Un développement précoce de la conscience
La notion de conscience explorée dans l’étude implique la possession d’un point de vue, par rapport à une expérience. Un organisme est considéré comme étant conscient s’il possède une perspective subjective. En effet, il existe différents types de conscience. Par exemple, voir un visage est une expérience différente de celle que l’on vit en entendant une mélodie, ou lorsque l’on ressent de la douleur. Dans ce contexte, les chercheurs se concentrent sur le développement de la « conscience primaire » et non sur celles nécessitant une réflexion profonde. Étant donné que ces dernières peuvent être absentes même chez les adultes, il est très peu probable qu’elles se développent à la naissance ou avant.
Cependant, étant donné que la conscience est un phénomène subjectif, sa détection dans la petite enfance se heurte à d’importants défis méthodologiques. Les chercheurs se sont alors basés sur des marqueurs indirects, incluant des données d’imagerie cérébrale et permettant de distinguer un état conscient ou non. Cette méthodologie s’appuie sur les récentes avancées dans le domaine, impliquant notamment la détection du phénomène dans des contextes difficiles, tels que chez les patients adultes présentant de graves lésions cérébrales. Il s’agit de la première fois que cette technique de détection est appliquée à des nourrissons.
Après analyse, ils ont constaté que l’état de conscience était présent peu après la naissance. Ils suggèrent en outre que cet état pourrait être déjà actif au cours des dernières semaines in utero. « Nos résultats suggèrent que les nouveau-nés peuvent intégrer des réponses sensorielles et cognitives en développement, dans des expériences conscientes cohérentes pour comprendre les actions des autres [et leur environnement] et planifier leurs propres réponses », explique la co-auteure de l’étude Lorina Naci, du Trinity College.

Lignes présentées →

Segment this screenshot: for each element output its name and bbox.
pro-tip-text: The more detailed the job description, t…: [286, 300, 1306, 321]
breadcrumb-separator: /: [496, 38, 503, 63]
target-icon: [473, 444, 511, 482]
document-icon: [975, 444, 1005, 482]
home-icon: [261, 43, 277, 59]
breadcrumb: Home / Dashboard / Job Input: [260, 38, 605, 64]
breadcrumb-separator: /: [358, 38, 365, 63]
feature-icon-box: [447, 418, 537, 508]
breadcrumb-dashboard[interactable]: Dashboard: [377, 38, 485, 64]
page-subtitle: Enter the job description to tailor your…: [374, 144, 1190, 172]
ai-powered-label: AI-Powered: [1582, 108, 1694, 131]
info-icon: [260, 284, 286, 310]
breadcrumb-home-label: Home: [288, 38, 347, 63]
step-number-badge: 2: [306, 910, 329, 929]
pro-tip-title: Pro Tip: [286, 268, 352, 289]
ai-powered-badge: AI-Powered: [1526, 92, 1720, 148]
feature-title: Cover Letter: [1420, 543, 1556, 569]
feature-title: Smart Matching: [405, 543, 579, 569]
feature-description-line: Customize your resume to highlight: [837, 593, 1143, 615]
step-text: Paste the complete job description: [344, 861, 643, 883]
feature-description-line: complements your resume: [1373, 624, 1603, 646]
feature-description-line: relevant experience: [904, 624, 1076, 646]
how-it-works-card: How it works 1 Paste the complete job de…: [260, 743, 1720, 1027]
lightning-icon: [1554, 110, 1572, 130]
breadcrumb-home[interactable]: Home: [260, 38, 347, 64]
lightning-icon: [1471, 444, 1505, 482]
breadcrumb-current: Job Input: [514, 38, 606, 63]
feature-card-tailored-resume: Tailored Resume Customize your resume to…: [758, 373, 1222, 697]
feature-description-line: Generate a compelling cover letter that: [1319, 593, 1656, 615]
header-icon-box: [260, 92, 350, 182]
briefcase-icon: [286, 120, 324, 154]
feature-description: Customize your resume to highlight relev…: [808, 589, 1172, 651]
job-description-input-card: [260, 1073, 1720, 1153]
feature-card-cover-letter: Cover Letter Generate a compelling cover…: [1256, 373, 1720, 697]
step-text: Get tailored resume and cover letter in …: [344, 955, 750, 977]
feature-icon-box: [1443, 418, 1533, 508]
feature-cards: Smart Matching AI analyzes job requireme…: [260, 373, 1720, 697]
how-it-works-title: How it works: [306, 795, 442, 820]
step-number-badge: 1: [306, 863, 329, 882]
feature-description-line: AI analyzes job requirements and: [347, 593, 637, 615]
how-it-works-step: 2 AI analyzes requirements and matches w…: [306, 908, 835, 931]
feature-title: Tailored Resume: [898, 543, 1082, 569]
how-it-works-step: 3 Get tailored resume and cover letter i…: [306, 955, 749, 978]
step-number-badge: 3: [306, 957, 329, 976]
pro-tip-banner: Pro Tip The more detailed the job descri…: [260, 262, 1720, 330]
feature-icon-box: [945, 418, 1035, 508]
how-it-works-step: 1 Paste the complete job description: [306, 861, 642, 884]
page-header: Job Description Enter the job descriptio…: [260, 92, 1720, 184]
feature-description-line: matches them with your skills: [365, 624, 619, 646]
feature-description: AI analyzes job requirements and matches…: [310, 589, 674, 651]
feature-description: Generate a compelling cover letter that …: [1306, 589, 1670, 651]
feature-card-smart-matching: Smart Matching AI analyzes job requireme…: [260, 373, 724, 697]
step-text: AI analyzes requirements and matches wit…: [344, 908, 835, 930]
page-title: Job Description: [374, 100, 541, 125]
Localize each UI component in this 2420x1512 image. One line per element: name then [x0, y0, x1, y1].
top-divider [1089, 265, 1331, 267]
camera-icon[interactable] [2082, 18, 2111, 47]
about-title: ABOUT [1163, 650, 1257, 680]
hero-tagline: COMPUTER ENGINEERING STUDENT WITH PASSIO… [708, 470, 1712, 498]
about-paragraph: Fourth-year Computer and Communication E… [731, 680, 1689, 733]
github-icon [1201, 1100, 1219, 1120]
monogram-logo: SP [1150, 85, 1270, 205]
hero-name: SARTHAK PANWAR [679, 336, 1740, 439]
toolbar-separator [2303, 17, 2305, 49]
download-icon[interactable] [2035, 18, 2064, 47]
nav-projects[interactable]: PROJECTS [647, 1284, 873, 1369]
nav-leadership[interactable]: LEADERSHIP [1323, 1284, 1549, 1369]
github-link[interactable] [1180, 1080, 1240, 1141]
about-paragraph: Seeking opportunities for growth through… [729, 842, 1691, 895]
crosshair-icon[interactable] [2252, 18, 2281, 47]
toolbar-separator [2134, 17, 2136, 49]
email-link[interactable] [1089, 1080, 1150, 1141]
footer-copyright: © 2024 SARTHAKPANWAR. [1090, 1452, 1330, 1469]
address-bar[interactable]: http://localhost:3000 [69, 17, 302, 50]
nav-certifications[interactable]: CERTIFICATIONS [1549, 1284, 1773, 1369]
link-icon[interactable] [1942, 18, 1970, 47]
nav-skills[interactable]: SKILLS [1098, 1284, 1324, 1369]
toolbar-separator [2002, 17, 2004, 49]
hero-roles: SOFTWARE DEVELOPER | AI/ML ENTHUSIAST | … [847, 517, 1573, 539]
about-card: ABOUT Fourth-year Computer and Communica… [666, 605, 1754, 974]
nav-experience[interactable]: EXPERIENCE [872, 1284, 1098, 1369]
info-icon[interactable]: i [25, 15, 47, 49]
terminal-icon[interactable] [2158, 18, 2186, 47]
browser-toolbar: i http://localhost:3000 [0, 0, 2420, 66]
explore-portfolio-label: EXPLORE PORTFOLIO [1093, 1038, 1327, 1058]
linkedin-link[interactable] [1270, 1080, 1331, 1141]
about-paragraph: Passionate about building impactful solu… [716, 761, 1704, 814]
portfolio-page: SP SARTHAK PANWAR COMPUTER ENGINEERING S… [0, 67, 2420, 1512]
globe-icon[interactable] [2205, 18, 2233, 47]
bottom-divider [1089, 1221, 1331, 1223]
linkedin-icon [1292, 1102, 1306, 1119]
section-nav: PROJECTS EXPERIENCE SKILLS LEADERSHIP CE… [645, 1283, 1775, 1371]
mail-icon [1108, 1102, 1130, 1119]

Questions sur l'extrait →
• A. Dans l'extrait sur la conscience des nouveau-nés, à quel établissement Lorina Naci est-elle rattachée ?
• B. Continuez l'extrait sur la conscience des nouveau-nés après sa dernière phrase.
Ces lignes viennent d'une autre source.

Réponses par question →
• A. Au Trinity College.

• B.
Par ailleurs, la présente étude révèle que les nourrissons sont moins conscients de leur environnement que les adultes et mettent plus de temps à comprendre ce qui les entoure. De plus, ils démontrent plus de capacité à réagir aux expériences sonores qu’à celles visuelles. En revanche, ils peuvent traiter plus facilement des informations diversifiées, comme la sonorité de nouvelles langues par exemple. Toutefois, ces résultats ne signifient pas nécessairement que la conscience se développe soudainement à la naissance ou un peu avant, mais impliquent davantage un éveil progressif se mettant en place à mesure que le cerveau se structure.
D’importantes implications cliniques et éthiques
La question du moment de l’émergence de la conscience a de sérieuses implications cliniques, éthiques et potentiellement juridiques. En effet, il est important de noter par exemple que jusqu’à la fin des années 1980, il était courant de pratiquer différentes interventions médicales sur des nourrissons sans administration d’analgésiques ou d’anesthésiques. Cette pratique cruelle découlait de la perception largement répandue selon laquelle ils n’avaient pas encore développé la conscience de considérer la douleur comme étant pénible. Bien que les cliniciens admettent désormais qu’ils sont conscients de la douleur, le moment précis où cette capacité se développe fait encore débat.
Mis à part les implications liées à la perception de la douleur, la conscience est également considérée comme ayant une signification normative. C’est-à-dire que les individus possédant une conscience ont un statut moral différent de ceux qui en sont dépourvus. Ce statut peut par exemple jouer un rôle déterminant dans les décisions juridiques appliquées aux enfants.